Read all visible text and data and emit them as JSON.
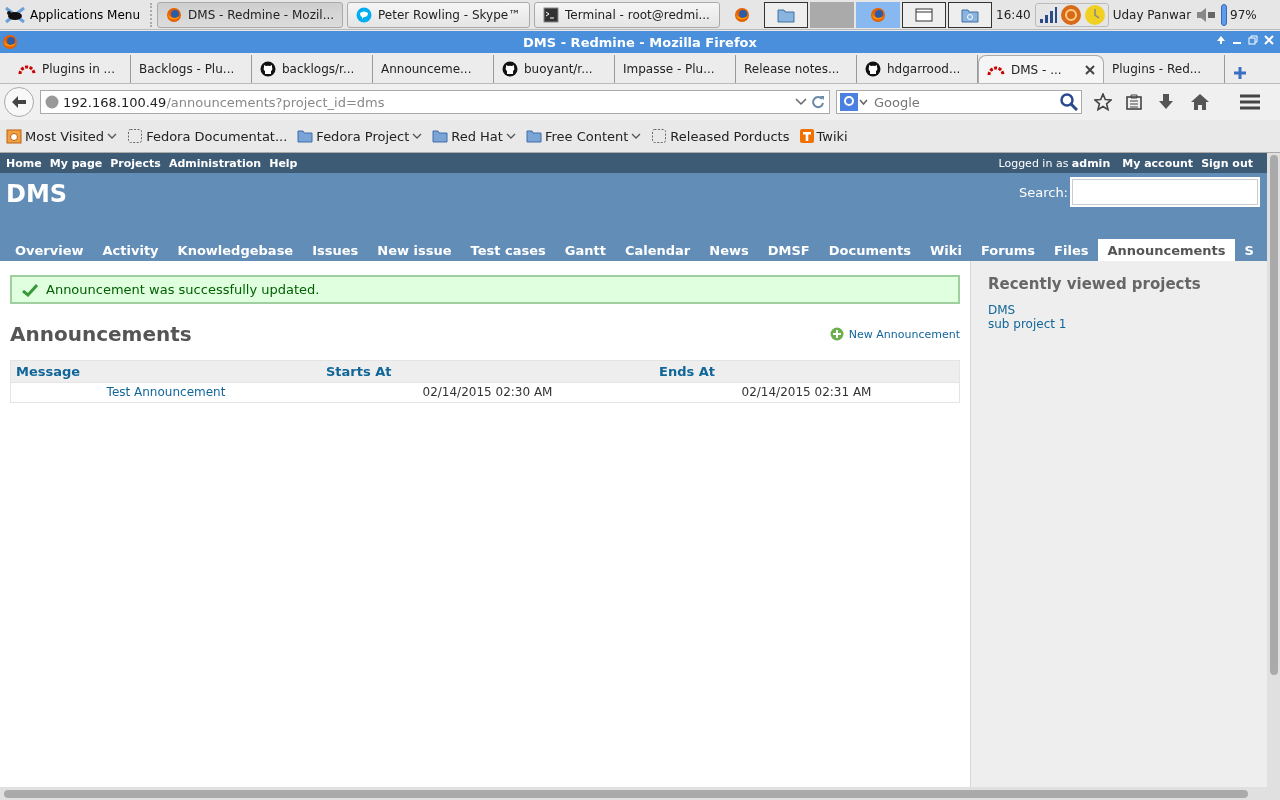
{
  "taskbar": {
    "apps_menu": "Applications Menu",
    "tasks": [
      {
        "label": "DMS - Redmine - Mozil...",
        "kind": "firefox",
        "selected": true
      },
      {
        "label": "Peter Rowling - Skype™",
        "kind": "skype",
        "selected": false
      },
      {
        "label": "Terminal - root@redmi...",
        "kind": "terminal",
        "selected": false
      }
    ],
    "workspaces": [
      {
        "kind": "folder",
        "selected": false
      },
      {
        "kind": "empty",
        "selected": false
      },
      {
        "kind": "firefox",
        "selected": true
      },
      {
        "kind": "window",
        "selected": false
      },
      {
        "kind": "camera",
        "selected": false
      }
    ],
    "clock": "16:40",
    "user": "Uday Panwar",
    "battery": "97%"
  },
  "window": {
    "title": "DMS - Redmine - Mozilla Firefox"
  },
  "browser_tabs": [
    {
      "label": "Plugins in ...",
      "kind": "redmine",
      "selected": false
    },
    {
      "label": "Backlogs - Plu...",
      "kind": "plain",
      "selected": false
    },
    {
      "label": "backlogs/r...",
      "kind": "github",
      "selected": false
    },
    {
      "label": "Announceme...",
      "kind": "plain",
      "selected": false
    },
    {
      "label": "buoyant/r...",
      "kind": "github",
      "selected": false
    },
    {
      "label": "Impasse - Plu...",
      "kind": "plain",
      "selected": false
    },
    {
      "label": "Release notes...",
      "kind": "plain",
      "selected": false
    },
    {
      "label": "hdgarrood...",
      "kind": "github",
      "selected": false
    },
    {
      "label": "DMS - ...",
      "kind": "redmine",
      "selected": true
    },
    {
      "label": "Plugins - Red...",
      "kind": "plain",
      "selected": false
    }
  ],
  "address_bar": {
    "host": "192.168.100.49",
    "path": "/announcements?project_id=dms"
  },
  "search_bar": {
    "placeholder": "Google"
  },
  "bookmarks": [
    {
      "label": "Most Visited",
      "kind": "history",
      "menu": true
    },
    {
      "label": "Fedora Documentat...",
      "kind": "page",
      "menu": false
    },
    {
      "label": "Fedora Project",
      "kind": "folder",
      "menu": true
    },
    {
      "label": "Red Hat",
      "kind": "folder",
      "menu": true
    },
    {
      "label": "Free Content",
      "kind": "folder",
      "menu": true
    },
    {
      "label": "Released Porducts",
      "kind": "page",
      "menu": false
    },
    {
      "label": "Twiki",
      "kind": "twiki",
      "menu": false
    }
  ],
  "redmine": {
    "top_menu": [
      "Home",
      "My page",
      "Projects",
      "Administration",
      "Help"
    ],
    "logged_in": "Logged in as **admin**",
    "account_menu": [
      "My account",
      "Sign out"
    ],
    "project_title": "DMS",
    "search_label": "Search:",
    "tabs": [
      {
        "label": "Overview",
        "selected": false
      },
      {
        "label": "Activity",
        "selected": false
      },
      {
        "label": "Knowledgebase",
        "selected": false
      },
      {
        "label": "Issues",
        "selected": false
      },
      {
        "label": "New issue",
        "selected": false
      },
      {
        "label": "Test cases",
        "selected": false
      },
      {
        "label": "Gantt",
        "selected": false
      },
      {
        "label": "Calendar",
        "selected": false
      },
      {
        "label": "News",
        "selected": false
      },
      {
        "label": "DMSF",
        "selected": false
      },
      {
        "label": "Documents",
        "selected": false
      },
      {
        "label": "Wiki",
        "selected": false
      },
      {
        "label": "Forums",
        "selected": false
      },
      {
        "label": "Files",
        "selected": false
      },
      {
        "label": "Announcements",
        "selected": true
      },
      {
        "label": "S",
        "selected": false
      }
    ],
    "flash": "Announcement was successfully updated.",
    "heading": "Announcements",
    "new_link": "New Announcement",
    "table": {
      "columns": [
        "Message",
        "Starts At",
        "Ends At"
      ],
      "rows": [
        [
          "Test Announcement",
          "02/14/2015 02:30 AM",
          "02/14/2015 02:31 AM"
        ]
      ]
    },
    "sidebar": {
      "title": "Recently viewed projects",
      "links": [
        "DMS",
        "sub project 1"
      ]
    }
  }
}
..........
__Task__
Omit the pictures and give the material again, exactly and in full.

__Exercise answer__
Read all visible text and data and emit them as JSON.
{
  "taskbar": {
    "apps_menu": "Applications Menu",
    "tasks": [
      {
        "label": "DMS - Redmine - Mozil...",
        "kind": "firefox",
        "selected": true
      },
      {
        "label": "Peter Rowling - Skype™",
        "kind": "skype",
        "selected": false
      },
      {
        "label": "Terminal - root@redmi...",
        "kind": "terminal",
        "selected": false
      }
    ],
    "workspaces": [
      {
        "kind": "folder",
        "selected": false
      },
      {
        "kind": "empty",
        "selected": false
      },
      {
        "kind": "firefox",
        "selected": true
      },
      {
        "kind": "window",
        "selected": false
      },
      {
        "kind": "camera",
        "selected": false
      }
    ],
    "clock": "16:40",
    "user": "Uday Panwar",
    "battery": "97%"
  },
  "window": {
    "title": "DMS - Redmine - Mozilla Firefox"
  },
  "browser_tabs": [
    {
      "label": "Plugins in ...",
      "kind": "redmine",
      "selected": false
    },
    {
      "label": "Backlogs - Plu...",
      "kind": "plain",
      "selected": false
    },
    {
      "label": "backlogs/r...",
      "kind": "github",
      "selected": false
    },
    {
      "label": "Announceme...",
      "kind": "plain",
      "selected": false
    },
    {
      "label": "buoyant/r...",
      "kind": "github",
      "selected": false
    },
    {
      "label": "Impasse - Plu...",
      "kind": "plain",
      "selected": false
    },
    {
      "label": "Release notes...",
      "kind": "plain",
      "selected": false
    },
    {
      "label": "hdgarrood...",
      "kind": "github",
      "selected": false
    },
    {
      "label": "DMS - ...",
      "kind": "redmine",
      "selected": true
    },
    {
      "label": "Plugins - Red...",
      "kind": "plain",
      "selected": false
    }
  ],
  "address_bar": {
    "host": "192.168.100.49",
    "path": "/announcements?project_id=dms"
  },
  "search_bar": {
    "placeholder": "Google"
  },
  "bookmarks": [
    {
      "label": "Most Visited",
      "kind": "history",
      "menu": true
    },
    {
      "label": "Fedora Documentat...",
      "kind": "page",
      "menu": false
    },
    {
      "label": "Fedora Project",
      "kind": "folder",
      "menu": true
    },
    {
      "label": "Red Hat",
      "kind": "folder",
      "menu": true
    },
    {
      "label": "Free Content",
      "kind": "folder",
      "menu": true
    },
    {
      "label": "Released Porducts",
      "kind": "page",
      "menu": false
    },
    {
      "label": "Twiki",
      "kind": "twiki",
      "menu": false
    }
  ],
  "redmine": {
    "top_menu": [
      "Home",
      "My page",
      "Projects",
      "Administration",
      "Help"
    ],
    "logged_in": "Logged in as **admin**",
    "account_menu": [
      "My account",
      "Sign out"
    ],
    "project_title": "DMS",
    "search_label": "Search:",
    "tabs": [
      {
        "label": "Overview",
        "selected": false
      },
      {
        "label": "Activity",
        "selected": false
      },
      {
        "label": "Knowledgebase",
        "selected": false
      },
      {
        "label": "Issues",
        "selected": false
      },
      {
        "label": "New issue",
        "selected": false
      },
      {
        "label": "Test cases",
        "selected": false
      },
      {
        "label": "Gantt",
        "selected": false
      },
      {
        "label": "Calendar",
        "selected": false
      },
      {
        "label": "News",
        "selected": false
      },
      {
        "label": "DMSF",
        "selected": false
      },
      {
        "label": "Documents",
        "selected": false
      },
      {
        "label": "Wiki",
        "selected": false
      },
      {
        "label": "Forums",
        "selected": false
      },
      {
        "label": "Files",
        "selected": false
      },
      {
        "label": "Announcements",
        "selected": true
      },
      {
        "label": "S",
        "selected": false
      }
    ],
    "flash": "Announcement was successfully updated.",
    "heading": "Announcements",
    "new_link": "New Announcement",
    "table": {
      "columns": [
        "Message",
        "Starts At",
        "Ends At"
      ],
      "rows": [
        [
          "Test Announcement",
          "02/14/2015 02:30 AM",
          "02/14/2015 02:31 AM"
        ]
      ]
    },
    "sidebar": {
      "title": "Recently viewed projects",
      "links": [
        "DMS",
        "sub project 1"
      ]
    }
  }
}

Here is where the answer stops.